(PROVIDED MATERIAL)
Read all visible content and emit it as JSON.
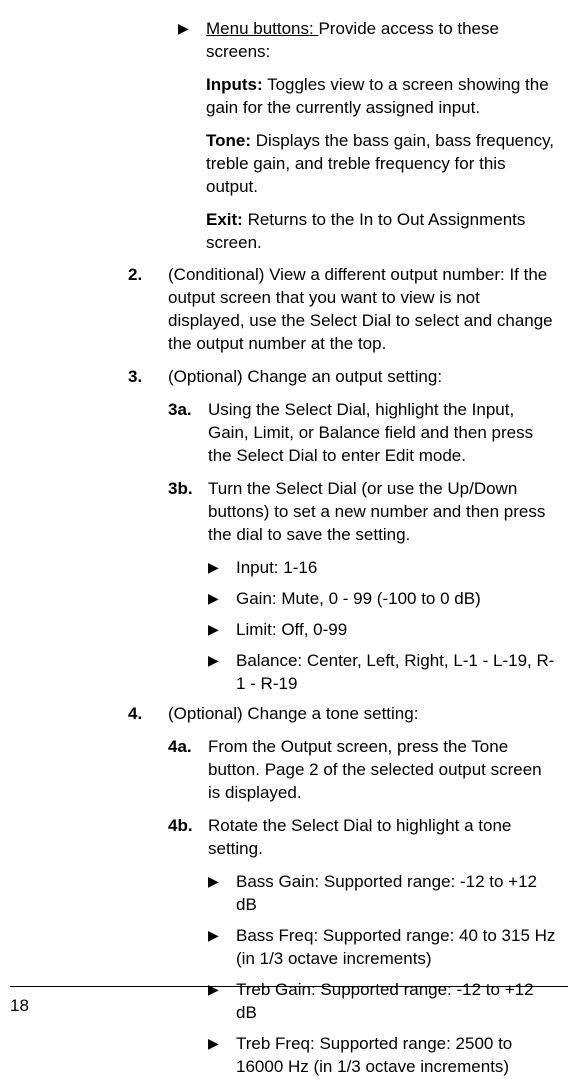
{
  "menuButtons": {
    "label": "Menu buttons: ",
    "intro": "Provide access to these screens:",
    "items": [
      {
        "name": "Inputs:",
        "desc": " Toggles view to a screen showing the gain for the currently assigned input."
      },
      {
        "name": "Tone:",
        "desc": " Displays the bass gain, bass frequency, treble gain, and treble frequency for this output."
      },
      {
        "name": "Exit:",
        "desc": " Returns to the In to Out Assignments screen."
      }
    ]
  },
  "steps": [
    {
      "num": "2.",
      "text": "(Conditional) View a different output number: If the output screen that you want to view is not displayed, use the Select Dial to select and change the output number at the top."
    },
    {
      "num": "3.",
      "text": "(Optional) Change an output setting:",
      "subs": [
        {
          "num": "3a.",
          "text": "Using the Select Dial, highlight the Input, Gain, Limit, or Balance field and then press the Select Dial to enter Edit mode."
        },
        {
          "num": "3b.",
          "text": "Turn the Select Dial (or use the Up/Down buttons) to set a new number and then press the dial to save the setting."
        }
      ],
      "bullets": [
        "Input: 1-16",
        "Gain: Mute, 0 - 99 (-100 to 0 dB)",
        "Limit: Off, 0-99",
        "Balance: Center, Left, Right, L-1 - L-19, R-1 - R-19"
      ]
    },
    {
      "num": "4.",
      "text": "(Optional) Change a tone setting:",
      "subs": [
        {
          "num": "4a.",
          "text": "From the Output screen, press the Tone button. Page 2 of the selected output screen is displayed."
        },
        {
          "num": "4b.",
          "text": "Rotate the Select Dial to highlight a tone setting."
        }
      ],
      "bullets": [
        "Bass Gain: Supported range: -12 to +12 dB",
        "Bass Freq: Supported range: 40 to 315 Hz (in 1/3 octave increments)",
        "Treb Gain: Supported range: -12 to +12 dB",
        "Treb Freq: Supported range: 2500 to 16000 Hz (in 1/3 octave increments)"
      ]
    }
  ],
  "pageNumber": "18"
}
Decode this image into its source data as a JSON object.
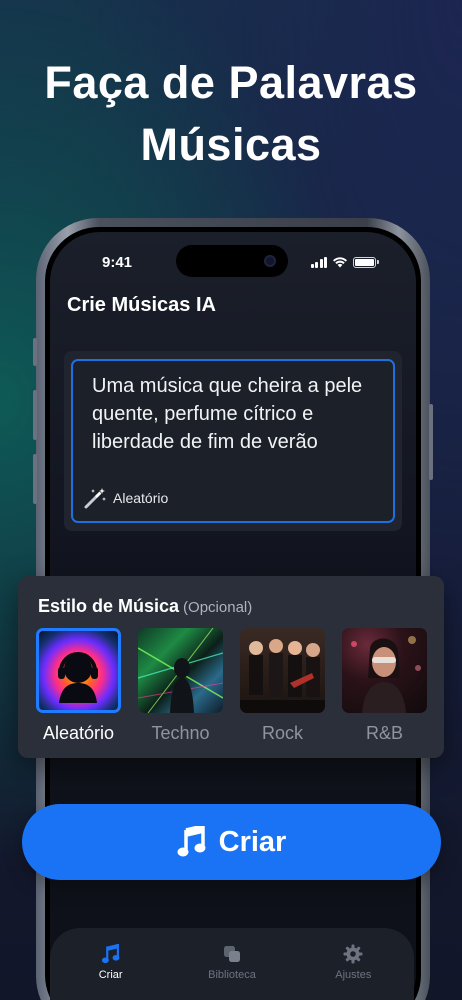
{
  "headline": [
    "Faça de Palavras",
    "Músicas"
  ],
  "status": {
    "time": "9:41"
  },
  "app_title": "Crie Músicas IA",
  "prompt": {
    "text": "Uma música que cheira a pele quente, perfume cítrico e liberdade de fim de verão",
    "random_label": "Aleatório"
  },
  "style_section": {
    "title": "Estilo de Música",
    "optional": "(Opcional)",
    "items": [
      {
        "label": "Aleatório",
        "selected": true
      },
      {
        "label": "Techno",
        "selected": false
      },
      {
        "label": "Rock",
        "selected": false
      },
      {
        "label": "R&B",
        "selected": false
      }
    ]
  },
  "create_button": {
    "label": "Criar",
    "icon": "music-note-icon"
  },
  "tabs": [
    {
      "label": "Criar",
      "icon": "music-note-icon",
      "active": true
    },
    {
      "label": "Biblioteca",
      "icon": "library-icon",
      "active": false
    },
    {
      "label": "Ajustes",
      "icon": "gear-icon",
      "active": false
    }
  ],
  "colors": {
    "accent": "#1a73f5",
    "card": "#2a2f3a"
  }
}
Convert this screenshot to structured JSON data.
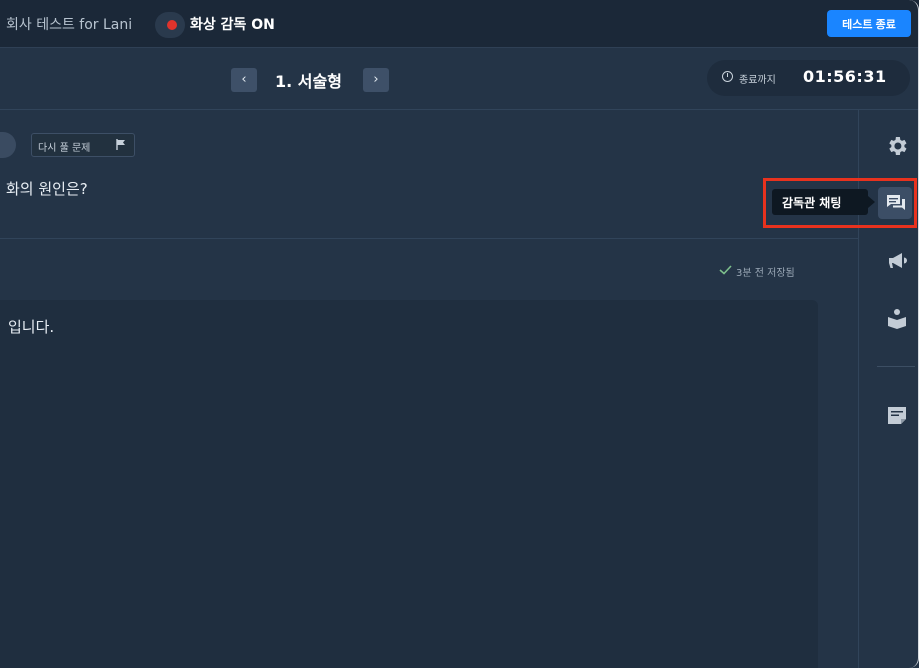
{
  "topbar": {
    "title": "회사 테스트 for Lani",
    "proctor_status": "화상 감독 ON",
    "end_button": "테스트 종료"
  },
  "navbar": {
    "prev_label": "‹",
    "next_label": "›",
    "question_title": "1. 서술형",
    "timer_label": "종료까지",
    "timer_value": "01:56:31"
  },
  "question": {
    "retry_label": "다시 풀 문제",
    "text": "화의 원인은?"
  },
  "answer": {
    "saved_status": "3분 전 저장됨",
    "text": "입니다."
  },
  "sidebar": {
    "tooltip": "감독관 채팅",
    "icons": [
      "gear-icon",
      "chat-icon",
      "megaphone-icon",
      "person-book-icon",
      "memo-icon"
    ]
  },
  "colors": {
    "background": "#243447",
    "topbar": "#1b2838",
    "accent": "#1a85ff",
    "recording": "#e0332c",
    "highlight": "#e8321e"
  }
}
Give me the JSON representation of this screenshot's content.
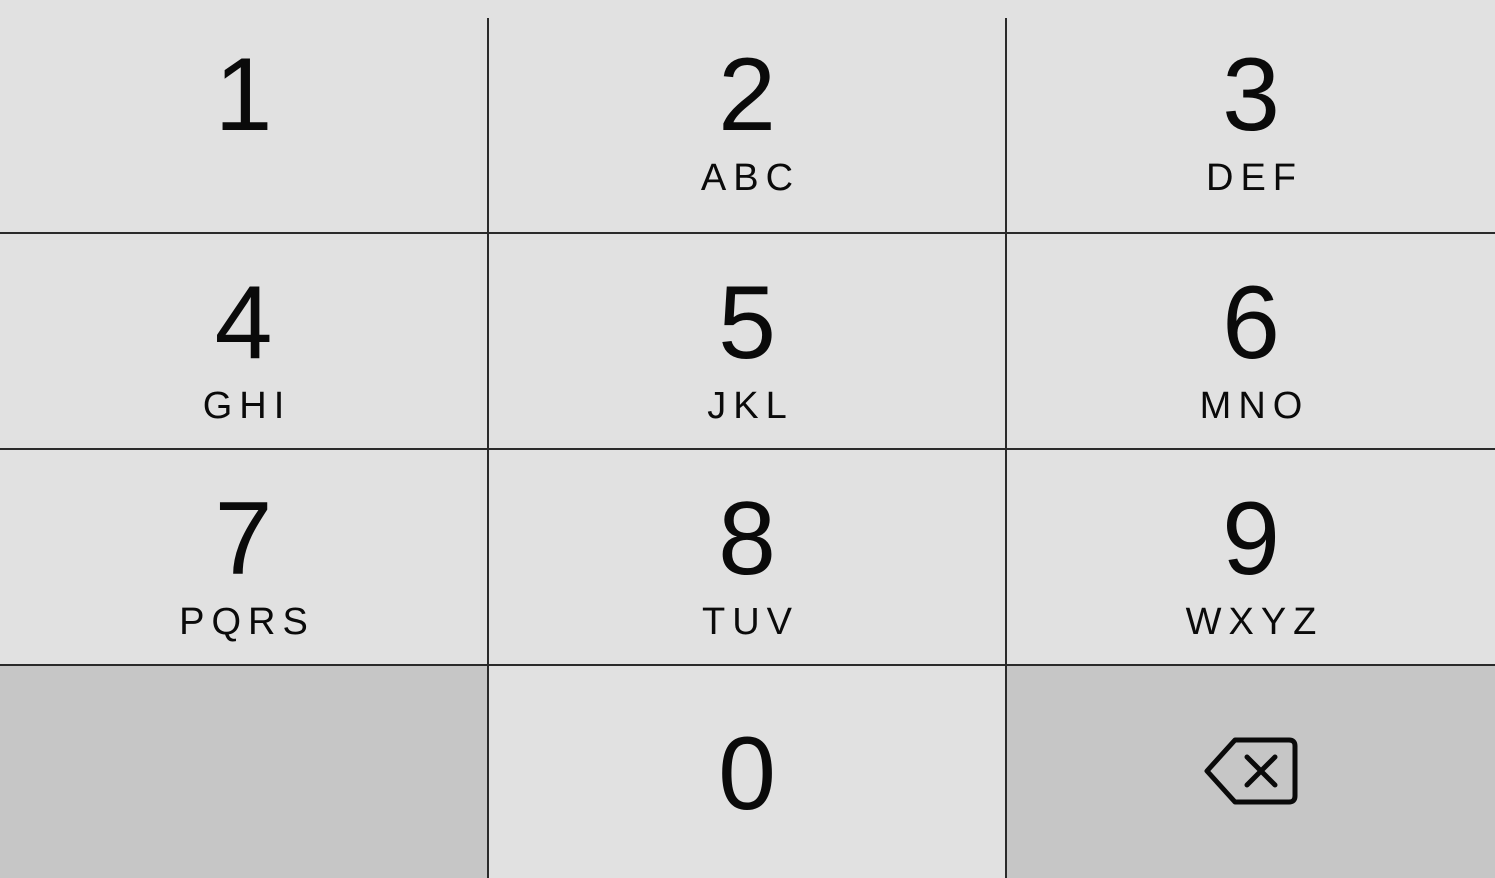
{
  "keypad": {
    "keys": [
      {
        "digit": "1",
        "letters": ""
      },
      {
        "digit": "2",
        "letters": "ABC"
      },
      {
        "digit": "3",
        "letters": "DEF"
      },
      {
        "digit": "4",
        "letters": "GHI"
      },
      {
        "digit": "5",
        "letters": "JKL"
      },
      {
        "digit": "6",
        "letters": "MNO"
      },
      {
        "digit": "7",
        "letters": "PQRS"
      },
      {
        "digit": "8",
        "letters": "TUV"
      },
      {
        "digit": "9",
        "letters": "WXYZ"
      },
      {
        "digit": "0",
        "letters": ""
      }
    ],
    "backspace_icon": "backspace-icon",
    "colors": {
      "key_background": "#e1e1e1",
      "function_key_background": "#c6c6c6",
      "divider": "#2a2a2a",
      "text": "#0a0a0a"
    }
  }
}
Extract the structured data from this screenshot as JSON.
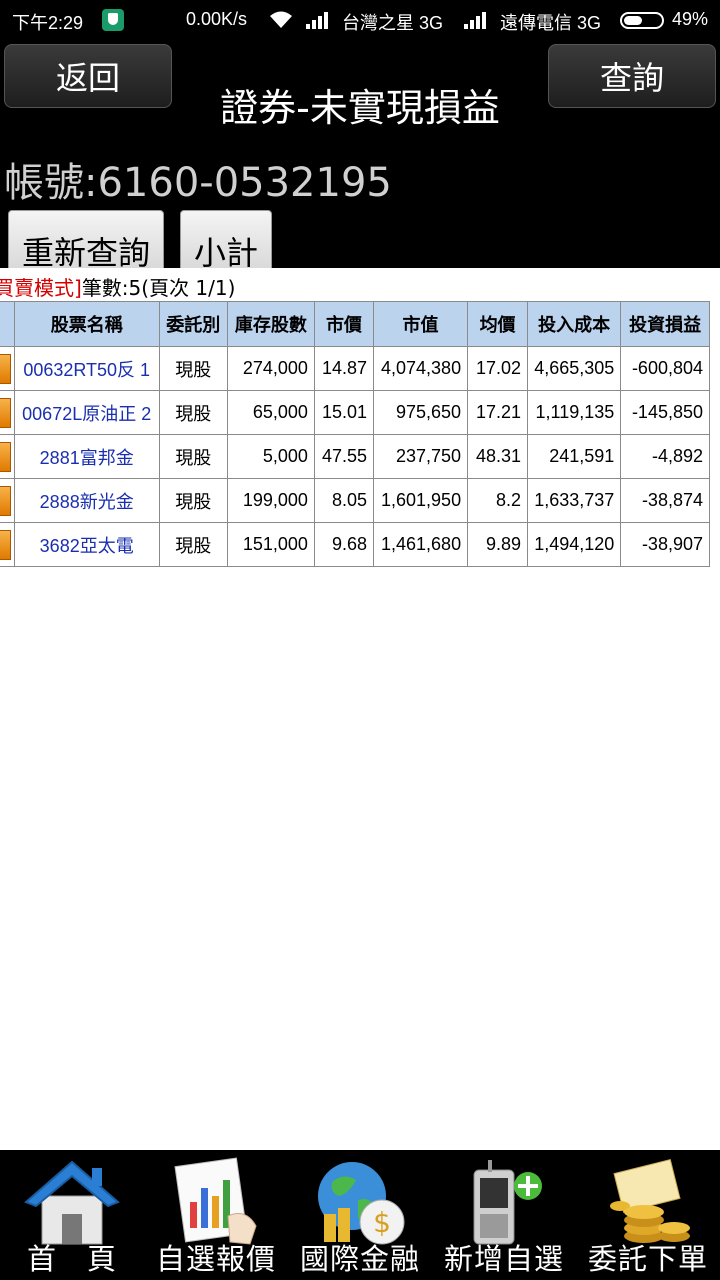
{
  "status": {
    "time": "下午2:29",
    "speed": "0.00K/s",
    "carrier1": "台灣之星 3G",
    "carrier2": "遠傳電信 3G",
    "battery": "49%"
  },
  "header": {
    "back_label": "返回",
    "title": "證券-未實現損益",
    "query_label": "查詢",
    "account": "帳號:6160-0532195",
    "requery_label": "重新查詢",
    "subtotal_label": "小計"
  },
  "info": {
    "mode": "買賣模式]",
    "summary": "筆數:5(頁次 1/1)"
  },
  "table": {
    "headers": [
      "股票名稱",
      "委託別",
      "庫存股數",
      "市價",
      "市值",
      "均價",
      "投入成本",
      "投資損益"
    ],
    "rows": [
      {
        "name": "00632RT50反 1",
        "type": "現股",
        "shares": "274,000",
        "price": "14.87",
        "value": "4,074,380",
        "avg": "17.02",
        "cost": "4,665,305",
        "pl": "-600,804"
      },
      {
        "name": "00672L原油正 2",
        "type": "現股",
        "shares": "65,000",
        "price": "15.01",
        "value": "975,650",
        "avg": "17.21",
        "cost": "1,119,135",
        "pl": "-145,850"
      },
      {
        "name": "2881富邦金",
        "type": "現股",
        "shares": "5,000",
        "price": "47.55",
        "value": "237,750",
        "avg": "48.31",
        "cost": "241,591",
        "pl": "-4,892"
      },
      {
        "name": "2888新光金",
        "type": "現股",
        "shares": "199,000",
        "price": "8.05",
        "value": "1,601,950",
        "avg": "8.2",
        "cost": "1,633,737",
        "pl": "-38,874"
      },
      {
        "name": "3682亞太電",
        "type": "現股",
        "shares": "151,000",
        "price": "9.68",
        "value": "1,461,680",
        "avg": "9.89",
        "cost": "1,494,120",
        "pl": "-38,907"
      }
    ]
  },
  "nav": [
    {
      "label": "首　頁",
      "icon": "home-icon"
    },
    {
      "label": "自選報價",
      "icon": "chart-quote-icon"
    },
    {
      "label": "國際金融",
      "icon": "globe-money-icon"
    },
    {
      "label": "新增自選",
      "icon": "phone-add-icon"
    },
    {
      "label": "委託下單",
      "icon": "coins-order-icon"
    }
  ],
  "colors": {
    "header_bg": "#000000",
    "table_header_bg": "#bcd3ee",
    "stock_name": "#1a2fb0",
    "mode_text": "#d40000"
  }
}
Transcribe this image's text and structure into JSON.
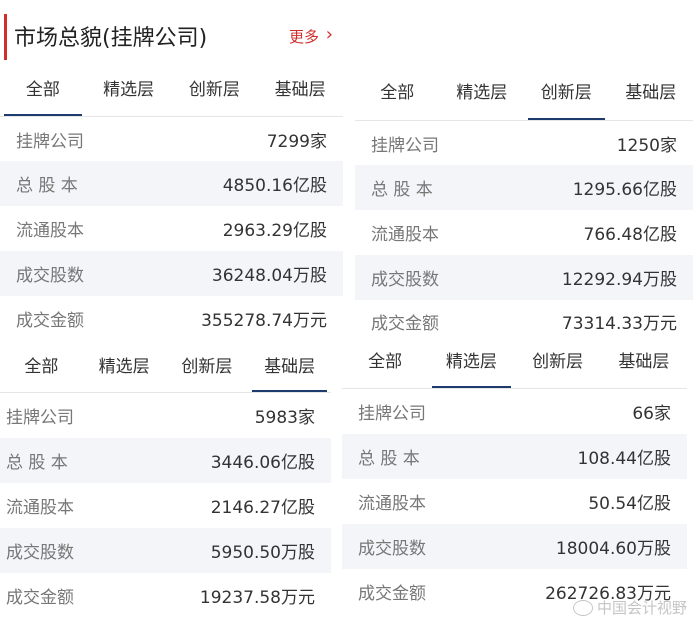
{
  "header": {
    "title": "市场总貌(挂牌公司)",
    "more": "更多"
  },
  "tabs": [
    "全部",
    "精选层",
    "创新层",
    "基础层"
  ],
  "panels": {
    "all": {
      "active_tab": "全部",
      "rows": [
        {
          "label": "挂牌公司",
          "value": "7299家"
        },
        {
          "label": "总 股 本",
          "value": "4850.16亿股"
        },
        {
          "label": "流通股本",
          "value": "2963.29亿股"
        },
        {
          "label": "成交股数",
          "value": "36248.04万股"
        },
        {
          "label": "成交金额",
          "value": "355278.74万元"
        }
      ]
    },
    "innovation": {
      "active_tab": "创新层",
      "rows": [
        {
          "label": "挂牌公司",
          "value": "1250家"
        },
        {
          "label": "总 股 本",
          "value": "1295.66亿股"
        },
        {
          "label": "流通股本",
          "value": "766.48亿股"
        },
        {
          "label": "成交股数",
          "value": "12292.94万股"
        },
        {
          "label": "成交金额",
          "value": "73314.33万元"
        }
      ]
    },
    "basic": {
      "active_tab": "基础层",
      "rows": [
        {
          "label": "挂牌公司",
          "value": "5983家"
        },
        {
          "label": "总 股 本",
          "value": "3446.06亿股"
        },
        {
          "label": "流通股本",
          "value": "2146.27亿股"
        },
        {
          "label": "成交股数",
          "value": "5950.50万股"
        },
        {
          "label": "成交金额",
          "value": "19237.58万元"
        }
      ]
    },
    "select": {
      "active_tab": "精选层",
      "rows": [
        {
          "label": "挂牌公司",
          "value": "66家"
        },
        {
          "label": "总 股 本",
          "value": "108.44亿股"
        },
        {
          "label": "流通股本",
          "value": "50.54亿股"
        },
        {
          "label": "成交股数",
          "value": "18004.60万股"
        },
        {
          "label": "成交金额",
          "value": "262726.83万元"
        }
      ]
    }
  },
  "watermark": "中国会计视野",
  "colors": {
    "accent_red": "#d12d2d",
    "tab_underline": "#1f3b6e",
    "row_alt": "#f4f5f9"
  }
}
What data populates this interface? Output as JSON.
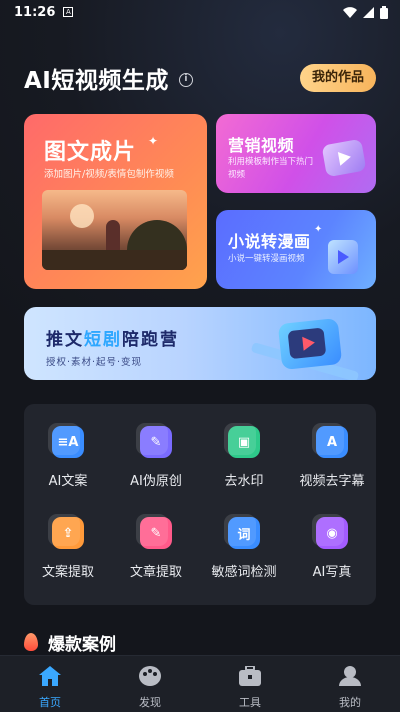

(REQUIRED WORK)
Provide solely the number of lines in the data that include the word "shares".

(THE ANSWER)
5